▶ Problem statement: Wherever the string "University" appears, copy the whole line.

▶ Records for the task:
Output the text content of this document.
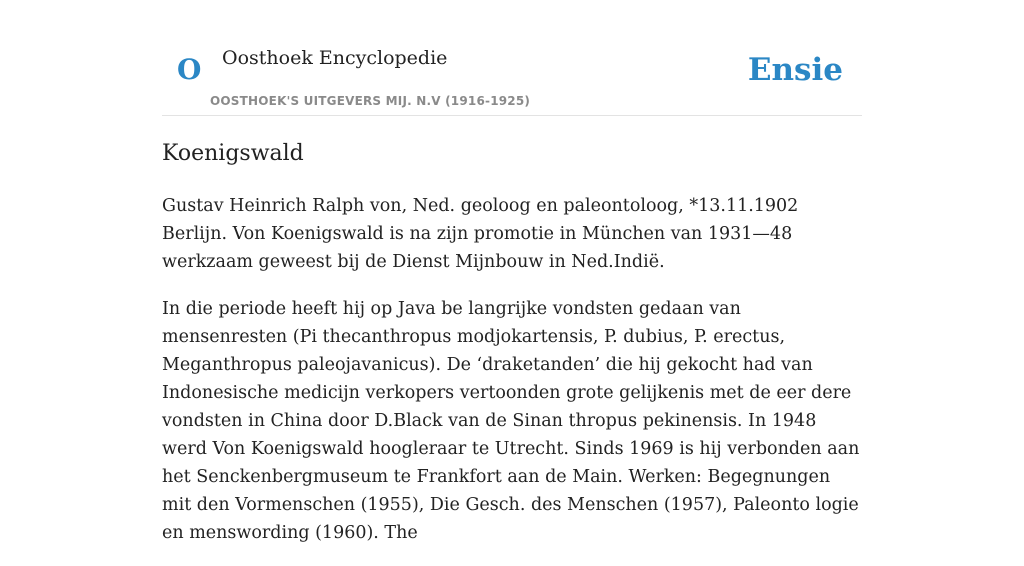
O Oosthoek Encyclopedie
OOSTHOEK'S UITGEVERS MIJ. N.V (1916-1925)
Ensie
Koenigswald

Gustav Heinrich Ralph von, Ned. geoloog en paleontoloog, *13.11.1902 Berlijn. Von Koenigswald is na zijn promotie in München van 1931—48 werkzaam geweest bij de Dienst Mijnbouw in Ned.Indië.

In die periode heeft hij op Java be langrijke vondsten gedaan van mensenresten (Pi thecanthropus modjokartensis, P. dubius, P. erectus, Meganthropus paleojavanicus). De ‘draketanden’ die hij gekocht had van Indonesische medicijn verkopers vertoonden grote gelijkenis met de eer dere vondsten in China door D.Black van de Sinan thropus pekinensis. In 1948 werd Von Koenigswald hoogleraar te Utrecht. Sinds 1969 is hij verbonden aan het Senckenbergmuseum te Frankfort aan de Main. Werken: Begegnungen mit den Vormenschen (1955), Die Gesch. des Menschen (1957), Paleonto logie en menswording (1960). The
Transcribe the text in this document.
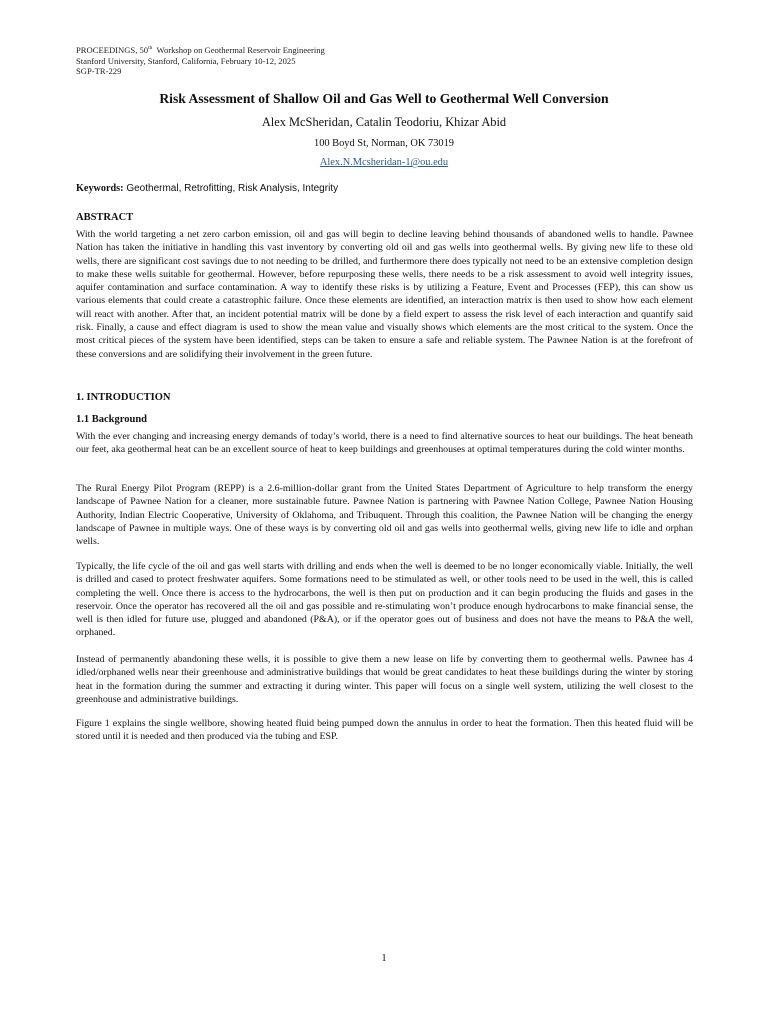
PROCEEDINGS, 50th  Workshop on Geothermal Reservoir Engineering
Stanford University, Stanford, California, February 10-12, 2025
SGP-TR-229
Risk Assessment of Shallow Oil and Gas Well to Geothermal Well Conversion
Alex McSheridan, Catalin Teodoriu, Khizar Abid
100 Boyd St, Norman, OK 73019
Alex.N.Mcsheridan-1@ou.edu
Keywords: Geothermal, Retrofitting, Risk Analysis, Integrity
ABSTRACT

With the world targeting a net zero carbon emission, oil and gas will begin to decline leaving behind thousands of abandoned wells to handle. Pawnee Nation has taken the initiative in handling this vast inventory by converting old oil and gas wells into geothermal wells. By giving new life to these old wells, there are significant cost savings due to not needing to be drilled, and furthermore there does typically not need to be an extensive completion design to make these wells suitable for geothermal. However, before repurposing these wells, there needs to be a risk assessment to avoid well integrity issues, aquifer contamination and surface contamination. A way to identify these risks is by utilizing a Feature, Event and Processes (FEP), this can show us various elements that could create a catastrophic failure. Once these elements are identified, an interaction matrix is then used to show how each element will react with another. After that, an incident potential matrix will be done by a field expert to assess the risk level of each interaction and quantify said risk. Finally, a cause and effect diagram is used to show the mean value and visually shows which elements are the most critical to the system. Once the most critical pieces of the system have been identified, steps can be taken to ensure a safe and reliable system. The Pawnee Nation is at the forefront of these conversions and are solidifying their involvement in the green future.

1. INTRODUCTION
1.1 Background

With the ever changing and increasing energy demands of today’s world, there is a need to find alternative sources to heat our buildings. The heat beneath our feet, aka geothermal heat can be an excellent source of heat to keep buildings and greenhouses at optimal temperatures during the cold winter months.

The Rural Energy Pilot Program (REPP) is a 2.6-million-dollar grant from the United States Department of Agriculture to help transform the energy landscape of Pawnee Nation for a cleaner, more sustainable future. Pawnee Nation is partnering with Pawnee Nation College, Pawnee Nation Housing Authority, Indian Electric Cooperative, University of Oklahoma, and Tribuquent. Through this coalition, the Pawnee Nation will be changing the energy landscape of Pawnee in multiple ways. One of these ways is by converting old oil and gas wells into geothermal wells, giving new life to idle and orphan wells.

Typically, the life cycle of the oil and gas well starts with drilling and ends when the well is deemed to be no longer economically viable. Initially, the well is drilled and cased to protect freshwater aquifers. Some formations need to be stimulated as well, or other tools need to be used in the well, this is called completing the well. Once there is access to the hydrocarbons, the well is then put on production and it can begin producing the fluids and gases in the reservoir. Once the operator has recovered all the oil and gas possible and re-stimulating won’t produce enough hydrocarbons to make financial sense, the well is then idled for future use, plugged and abandoned (P&A), or if the operator goes out of business and does not have the means to P&A the well, orphaned.

Instead of permanently abandoning these wells, it is possible to give them a new lease on life by converting them to geothermal wells. Pawnee has 4 idled/orphaned wells near their greenhouse and administrative buildings that would be great candidates to heat these buildings during the winter by storing heat in the formation during the summer and extracting it during winter. This paper will focus on a single well system, utilizing the well closest to the greenhouse and administrative buildings.

Figure 1 explains the single wellbore, showing heated fluid being pumped down the annulus in order to heat the formation. Then this heated fluid will be stored until it is needed and then produced via the tubing and ESP.

1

▶ Solution for this problem:
Stanford University, Stanford, California, February 10-12, 2025
The Rural Energy Pilot Program (REPP) is a 2.6-million-dollar grant from the United States Department of Agriculture to help transform the energy landscape of Pawnee Nation for a cleaner, more sustainable future. Pawnee Nation is partnering with Pawnee Nation College, Pawnee Nation Housing Authority, Indian Electric Cooperative, University of Oklahoma, and Tribuquent. Through this coalition, the Pawnee Nation will be changing the energy landscape of Pawnee in multiple ways. One of these ways is by converting old oil and gas wells into geothermal wells, giving new life to idle and orphan wells.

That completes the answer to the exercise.